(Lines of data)
● ● ● ●
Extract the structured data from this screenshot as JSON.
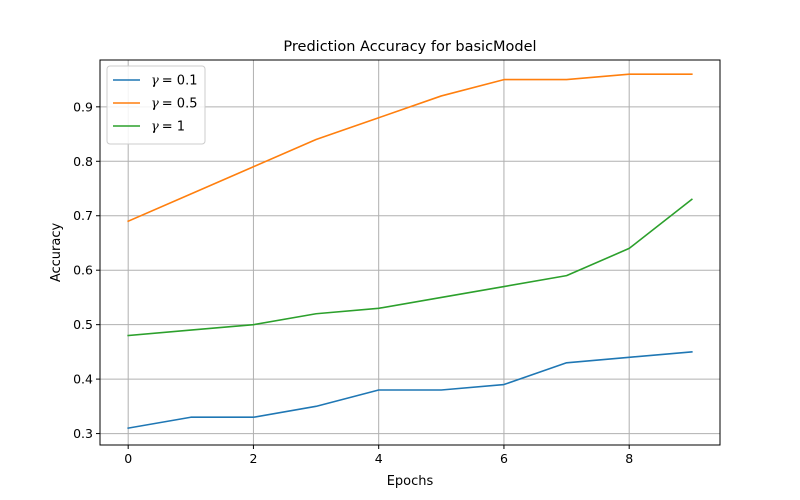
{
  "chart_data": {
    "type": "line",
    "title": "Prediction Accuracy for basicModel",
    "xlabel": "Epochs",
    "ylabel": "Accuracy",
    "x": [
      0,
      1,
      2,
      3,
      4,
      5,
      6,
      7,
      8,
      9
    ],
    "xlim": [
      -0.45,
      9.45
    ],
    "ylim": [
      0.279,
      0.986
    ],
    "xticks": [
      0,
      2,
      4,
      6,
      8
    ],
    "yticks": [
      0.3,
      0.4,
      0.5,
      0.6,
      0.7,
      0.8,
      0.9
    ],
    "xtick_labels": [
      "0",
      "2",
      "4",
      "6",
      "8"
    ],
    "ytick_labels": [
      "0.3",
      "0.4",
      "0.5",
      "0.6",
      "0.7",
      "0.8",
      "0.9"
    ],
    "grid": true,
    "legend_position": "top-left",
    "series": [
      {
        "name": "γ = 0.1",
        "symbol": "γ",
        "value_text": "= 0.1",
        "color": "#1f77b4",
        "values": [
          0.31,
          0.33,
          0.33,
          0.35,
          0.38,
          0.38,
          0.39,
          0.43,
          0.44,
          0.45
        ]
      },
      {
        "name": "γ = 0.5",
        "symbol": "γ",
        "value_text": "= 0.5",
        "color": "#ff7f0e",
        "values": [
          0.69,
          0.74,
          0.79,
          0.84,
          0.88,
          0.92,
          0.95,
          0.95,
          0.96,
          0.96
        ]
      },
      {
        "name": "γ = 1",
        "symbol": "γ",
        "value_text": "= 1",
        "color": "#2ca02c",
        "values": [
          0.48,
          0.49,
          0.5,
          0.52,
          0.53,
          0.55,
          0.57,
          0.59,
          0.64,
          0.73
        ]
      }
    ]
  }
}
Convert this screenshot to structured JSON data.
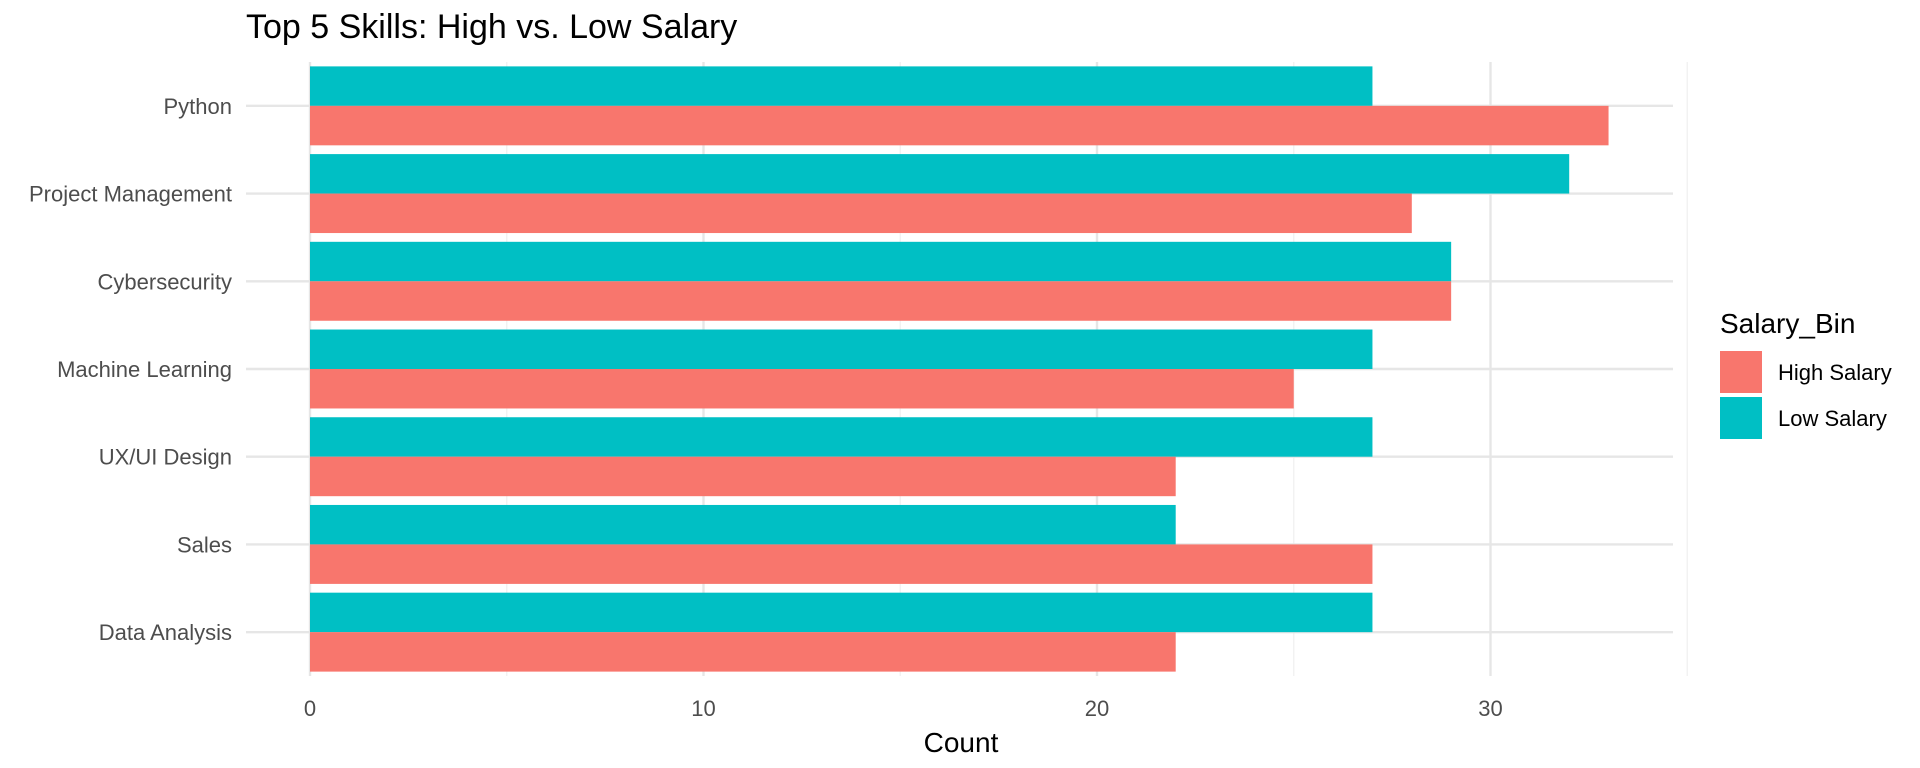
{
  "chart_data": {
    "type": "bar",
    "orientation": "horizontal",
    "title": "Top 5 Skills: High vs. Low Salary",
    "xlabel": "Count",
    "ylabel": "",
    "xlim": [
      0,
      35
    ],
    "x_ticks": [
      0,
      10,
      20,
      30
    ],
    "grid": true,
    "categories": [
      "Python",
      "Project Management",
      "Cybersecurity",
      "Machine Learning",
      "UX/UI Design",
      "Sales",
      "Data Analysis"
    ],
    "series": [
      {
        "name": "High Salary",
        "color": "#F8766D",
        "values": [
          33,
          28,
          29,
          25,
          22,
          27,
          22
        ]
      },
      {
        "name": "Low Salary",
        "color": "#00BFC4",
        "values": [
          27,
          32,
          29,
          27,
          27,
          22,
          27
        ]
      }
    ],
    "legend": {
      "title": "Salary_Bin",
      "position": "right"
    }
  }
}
● ● ● ●
TASK PROMPT ▸ Look through the data and show every line containing "screenshot".

RESULT BELOW ▸
Extract the structured data from this screenshot as JSON.
Convert this screenshot to structured JSON data.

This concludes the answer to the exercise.